1. Water Tube Boiler Tubes

In a water tube boiler, water circulates inside the tubes while hot combustion gases pass around the outside of the tube walls. Heat transfers through the tube wall from the hot gas to the water, raising it to steam. Water tube boilers can achieve higher pressures and temperatures than fire tube designs, making them the preferred choice for large industrial and power generation applications.

Water tube boilers use several distinct tube types depending on their position in the circuit:

• Water wall tubes (membrane tubes): form the furnace walls, absorbing radiant heat directly from the flame
• Superheater tubes: receive saturated steam from the steam drum and heat it to a higher temperature, increasing its energy content and efficiency
• Reheater tubes: receive partially expanded steam from the high-pressure turbine and reheat it before it enters the intermediate-pressure turbine
• Economiser tubes: recover waste heat from flue gases to pre-heat feedwater before it enters the steam drum
• Steam drum tubes: connect the water circulation circuits within the drum assembly 

2. Fire Tube Boiler Tubes

In a fire tube boiler, hot combustion gases travel through tubes that are submerged in a shell filled with water. Heat passes outward through the tube walls to the surrounding water, converting it to steam. Fire tube boilers are simpler, lower in capital cost, and easier to operate, but are limited in their maximum operating pressure (typically below 18 bar) and steam output compared to water tube designs.

Fire tube boilers are commonly used in small to medium industrial applications, food processing, textile mills, and commercial building heating systems. The tubes inside are generally carbon steel to ASTM A192 or BS 3059 Grade 360. 

3. Seamless vs Welded (ERW) Boiler Tubes

Property	Seamless Boiler Tubes	ERW (Welded) Boiler Tubes
Manufacturing	Formed from solid billet, no weld seam	Strip formed and seam-welded longitudinally
Pressure rating	High to ultra-high pressure service	Low to medium pressure only
Typical use	Superheater, reheater, high-pressure water wall	Economiser, fire tube boilers, lower circuits
Standards	ASTM A179, A192, SA210, SA213 T-grades	ASTM A178, A214, BS 3059, IS 1239
Cost	Higher unit cost	More economical for lower-pressure circuits
IBR status	IBR approved for all pressure ranges	IBR approved within defined pressure limits

4. Medium Pressure vs High Pressure Boiler Tubes

Boiler tubes are also classified by the pressure level they are designed for. Medium pressure boiler tubes typically serve circuits operating below 6 MPa (60 bar) and are manufactured predominantly by hot rolling or cold drawing of carbon steel. High pressure boiler tubes are used in circuits above 6 MPa and require additional manufacturing steps, tighter dimensional tolerances, and mandatory heat treatment to achieve the required mechanical properties.

Box coordinate listings
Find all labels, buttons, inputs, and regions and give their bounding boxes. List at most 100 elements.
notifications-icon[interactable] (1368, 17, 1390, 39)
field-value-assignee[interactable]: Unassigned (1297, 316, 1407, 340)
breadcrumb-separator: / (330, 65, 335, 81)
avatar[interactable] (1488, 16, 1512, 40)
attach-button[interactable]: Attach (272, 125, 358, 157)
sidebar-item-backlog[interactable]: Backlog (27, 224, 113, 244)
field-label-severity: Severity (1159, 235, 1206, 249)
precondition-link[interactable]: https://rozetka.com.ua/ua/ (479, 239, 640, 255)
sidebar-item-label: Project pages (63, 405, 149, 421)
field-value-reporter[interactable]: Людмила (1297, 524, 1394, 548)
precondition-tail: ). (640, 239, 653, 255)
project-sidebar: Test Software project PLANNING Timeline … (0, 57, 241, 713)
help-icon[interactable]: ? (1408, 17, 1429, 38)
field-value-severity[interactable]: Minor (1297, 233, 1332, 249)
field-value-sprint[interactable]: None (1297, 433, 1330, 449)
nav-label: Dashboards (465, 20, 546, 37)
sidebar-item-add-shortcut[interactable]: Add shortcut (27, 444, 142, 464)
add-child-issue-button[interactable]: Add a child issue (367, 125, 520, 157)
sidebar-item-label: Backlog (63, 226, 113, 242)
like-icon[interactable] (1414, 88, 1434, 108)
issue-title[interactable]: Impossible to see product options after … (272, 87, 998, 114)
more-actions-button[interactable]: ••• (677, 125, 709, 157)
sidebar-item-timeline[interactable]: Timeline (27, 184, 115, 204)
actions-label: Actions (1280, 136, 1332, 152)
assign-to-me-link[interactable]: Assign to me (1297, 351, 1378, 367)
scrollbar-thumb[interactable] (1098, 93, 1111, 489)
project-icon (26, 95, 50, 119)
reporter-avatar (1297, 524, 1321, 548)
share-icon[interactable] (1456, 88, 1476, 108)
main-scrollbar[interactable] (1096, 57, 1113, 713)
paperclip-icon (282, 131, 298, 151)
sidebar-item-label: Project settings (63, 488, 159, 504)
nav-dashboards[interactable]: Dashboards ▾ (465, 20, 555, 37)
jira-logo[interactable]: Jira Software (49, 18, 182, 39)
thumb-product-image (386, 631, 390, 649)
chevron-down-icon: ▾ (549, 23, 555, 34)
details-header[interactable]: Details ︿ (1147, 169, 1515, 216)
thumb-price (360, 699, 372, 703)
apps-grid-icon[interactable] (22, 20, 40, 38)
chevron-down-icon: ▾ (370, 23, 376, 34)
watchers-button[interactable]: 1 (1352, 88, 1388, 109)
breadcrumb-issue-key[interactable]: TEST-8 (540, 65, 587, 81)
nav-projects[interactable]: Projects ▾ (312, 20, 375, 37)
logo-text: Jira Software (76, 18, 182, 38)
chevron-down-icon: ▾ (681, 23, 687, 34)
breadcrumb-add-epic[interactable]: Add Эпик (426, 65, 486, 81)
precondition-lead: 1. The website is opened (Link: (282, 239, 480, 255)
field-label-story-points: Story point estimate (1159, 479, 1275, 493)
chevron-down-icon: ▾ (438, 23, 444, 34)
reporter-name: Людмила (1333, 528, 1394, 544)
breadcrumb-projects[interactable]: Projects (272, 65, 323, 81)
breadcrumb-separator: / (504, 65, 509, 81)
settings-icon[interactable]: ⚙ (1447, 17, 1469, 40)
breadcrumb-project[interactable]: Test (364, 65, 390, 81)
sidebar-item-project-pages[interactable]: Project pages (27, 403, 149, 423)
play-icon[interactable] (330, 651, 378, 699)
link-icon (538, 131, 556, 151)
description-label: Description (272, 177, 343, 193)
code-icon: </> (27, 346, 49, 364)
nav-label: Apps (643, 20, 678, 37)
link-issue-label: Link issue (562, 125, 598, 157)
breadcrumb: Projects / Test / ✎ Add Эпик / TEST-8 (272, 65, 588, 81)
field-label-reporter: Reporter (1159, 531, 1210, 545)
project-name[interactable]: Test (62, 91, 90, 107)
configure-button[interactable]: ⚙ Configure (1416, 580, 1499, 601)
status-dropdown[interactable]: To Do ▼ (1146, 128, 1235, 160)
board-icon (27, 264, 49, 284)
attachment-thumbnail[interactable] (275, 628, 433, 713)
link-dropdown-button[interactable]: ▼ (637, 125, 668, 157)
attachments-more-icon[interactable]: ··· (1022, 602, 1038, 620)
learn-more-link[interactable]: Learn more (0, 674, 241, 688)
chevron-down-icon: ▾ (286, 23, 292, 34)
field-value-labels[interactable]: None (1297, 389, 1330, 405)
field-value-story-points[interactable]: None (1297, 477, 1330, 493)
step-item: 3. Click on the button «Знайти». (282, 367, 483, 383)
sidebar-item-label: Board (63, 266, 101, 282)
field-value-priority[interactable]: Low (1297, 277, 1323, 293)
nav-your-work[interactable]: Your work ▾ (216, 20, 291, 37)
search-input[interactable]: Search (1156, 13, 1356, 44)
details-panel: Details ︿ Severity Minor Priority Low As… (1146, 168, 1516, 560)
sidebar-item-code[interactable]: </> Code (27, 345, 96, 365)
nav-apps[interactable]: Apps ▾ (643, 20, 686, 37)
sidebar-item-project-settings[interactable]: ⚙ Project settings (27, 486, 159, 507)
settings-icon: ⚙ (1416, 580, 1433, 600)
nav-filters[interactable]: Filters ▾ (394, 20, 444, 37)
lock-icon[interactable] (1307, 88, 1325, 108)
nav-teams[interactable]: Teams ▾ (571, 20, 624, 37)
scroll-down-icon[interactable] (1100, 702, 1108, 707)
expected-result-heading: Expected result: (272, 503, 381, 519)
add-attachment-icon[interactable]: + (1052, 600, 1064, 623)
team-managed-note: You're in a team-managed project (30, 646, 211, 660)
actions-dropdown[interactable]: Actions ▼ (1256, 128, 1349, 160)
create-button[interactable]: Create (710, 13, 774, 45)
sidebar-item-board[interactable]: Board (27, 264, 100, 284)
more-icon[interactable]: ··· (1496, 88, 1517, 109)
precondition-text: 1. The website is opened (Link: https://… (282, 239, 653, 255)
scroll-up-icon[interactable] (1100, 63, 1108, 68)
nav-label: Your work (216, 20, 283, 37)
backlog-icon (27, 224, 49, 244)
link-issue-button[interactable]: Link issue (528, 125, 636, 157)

> _Written request A_
For each of statements (i) to (iii), answer yes or no according to the boiler tube text, quoting the words that decide it: (i) Fire tube boilers are typically limited to operating pressures below 18 bar. (ii) ERW boiler tubes are suited to ultra-high pressure service. (iii) Economiser tubes pre-heat feedwater before it enters the steam drum.
> _Written request B_
Transcribe the passage of the boiler tube text starting with "1. Water Tube" and going on through "power generation applications.".

> _Correct answer A_
(i) Yes: "limited in their maximum operating pressure (typically below 18 bar)"
(ii) No: "Low to medium pressure only"
(iii) Yes: "recover waste heat from flue gases to pre-heat feedwater before it enters the steam drum"

> _Correct answer B_
1. Water Tube Boiler Tubes

In a water tube boiler, water circulates inside the tubes while hot combustion gases pass around the outside of the tube walls. Heat transfers through the tube wall from the hot gas to the water, raising it to steam. Water tube boilers can achieve higher pressures and temperatures than fire tube designs, making them the preferred choice for large industrial and power generation applications.